Data for this exercise ->
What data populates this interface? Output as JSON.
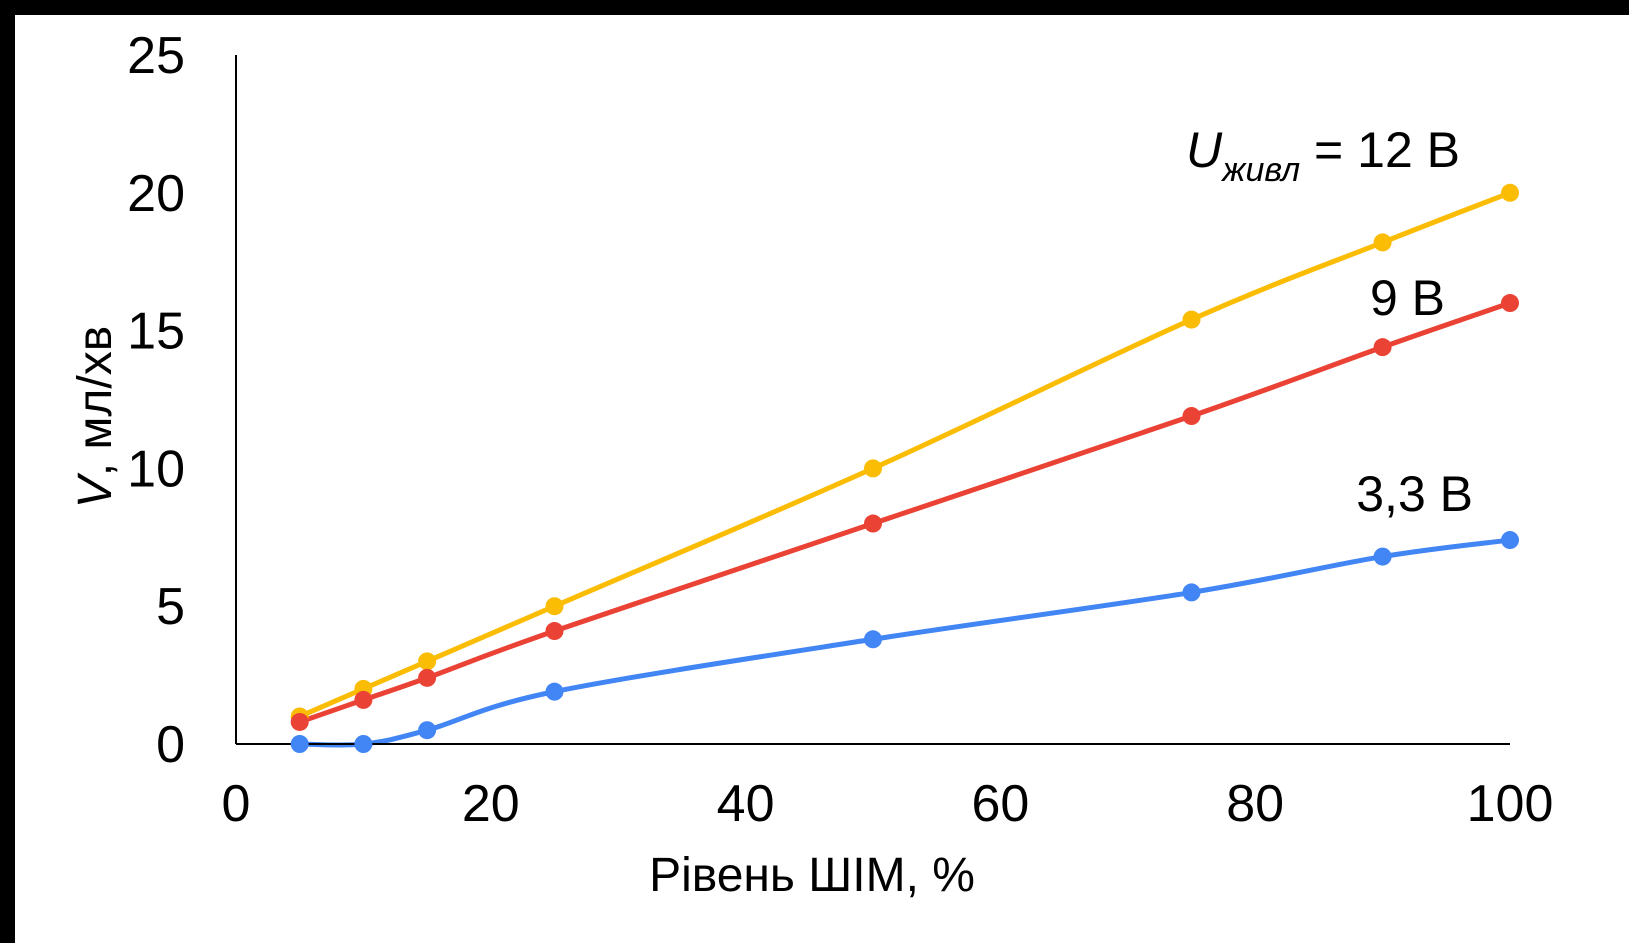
{
  "chart_data": {
    "type": "line",
    "xlabel": "Рівень ШІМ, %",
    "ylabel_symbol": "V",
    "ylabel_rest": ", мл/хв",
    "xlim": [
      0,
      100
    ],
    "ylim": [
      0,
      25
    ],
    "x_ticks": [
      0,
      20,
      40,
      60,
      80,
      100
    ],
    "y_ticks": [
      0,
      5,
      10,
      15,
      20,
      25
    ],
    "grid": false,
    "legend": "none",
    "x": [
      5,
      10,
      15,
      25,
      50,
      75,
      90,
      100
    ],
    "series": [
      {
        "key": "s12",
        "color": "#FBBC04",
        "values": [
          1.0,
          2.0,
          3.0,
          5.0,
          10.0,
          15.4,
          18.2,
          20.0
        ],
        "label_symbol": "U",
        "label_subscript": "живл",
        "label_rest": " = 12 В"
      },
      {
        "key": "s9",
        "color": "#EA4335",
        "values": [
          0.8,
          1.6,
          2.4,
          4.1,
          8.0,
          11.9,
          14.4,
          16.0
        ],
        "label_rest": "9 В"
      },
      {
        "key": "s33",
        "color": "#4285F4",
        "values": [
          0.0,
          0.0,
          0.5,
          1.9,
          3.8,
          5.5,
          6.8,
          7.4
        ],
        "label_rest": "3,3 В"
      }
    ]
  }
}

Exercise requirements -> Look through the lines above and collect those with the word "color".

Exercise response ->
        "color": "#FBBC04",
        "color": "#EA4335",
        "color": "#4285F4",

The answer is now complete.